---------- Information shown ----------
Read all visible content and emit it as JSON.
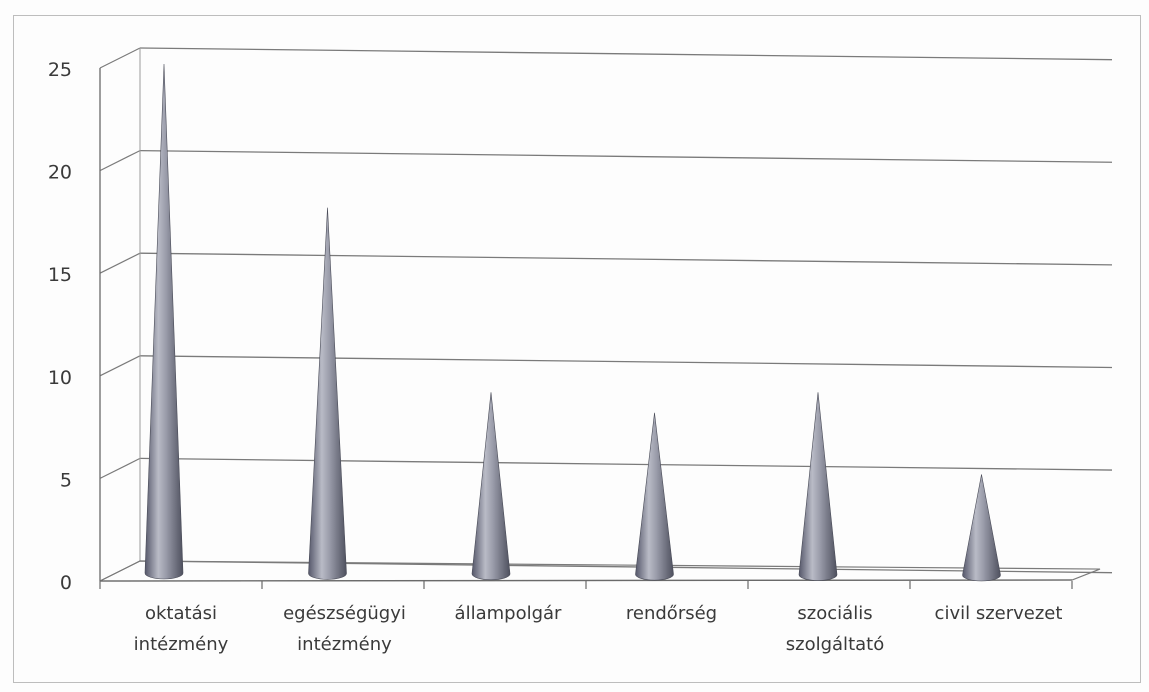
{
  "chart_data": {
    "type": "bar",
    "style": "3d-cone",
    "categories": [
      [
        "oktatási",
        "intézmény"
      ],
      [
        "egészségügyi",
        "intézmény"
      ],
      [
        "állampolgár"
      ],
      [
        "rendőrség"
      ],
      [
        "szociális",
        "szolgáltató"
      ],
      [
        "civil szervezet"
      ]
    ],
    "values": [
      25,
      18,
      9,
      8,
      9,
      5
    ],
    "yticks": [
      "0",
      "5",
      "10",
      "15",
      "20",
      "25"
    ],
    "ylim": [
      0,
      25
    ],
    "grid": true,
    "colors": {
      "cone": "#8a8c98",
      "cone_light": "#c9cad2",
      "cone_dark": "#4e505c",
      "grid": "#7a7a7a"
    }
  }
}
----------
> **What needs to be done**:
Transcribe all of the material exactly, leaving out whatever pictures it contains.

> **Output of the task**:
Read all visible content and emit it as JSON.
{
  "chart_data": {
    "type": "bar",
    "style": "3d-cone",
    "categories": [
      [
        "oktatási",
        "intézmény"
      ],
      [
        "egészségügyi",
        "intézmény"
      ],
      [
        "állampolgár"
      ],
      [
        "rendőrség"
      ],
      [
        "szociális",
        "szolgáltató"
      ],
      [
        "civil szervezet"
      ]
    ],
    "values": [
      25,
      18,
      9,
      8,
      9,
      5
    ],
    "yticks": [
      "0",
      "5",
      "10",
      "15",
      "20",
      "25"
    ],
    "ylim": [
      0,
      25
    ],
    "grid": true,
    "colors": {
      "cone": "#8a8c98",
      "cone_light": "#c9cad2",
      "cone_dark": "#4e505c",
      "grid": "#7a7a7a"
    }
  }
}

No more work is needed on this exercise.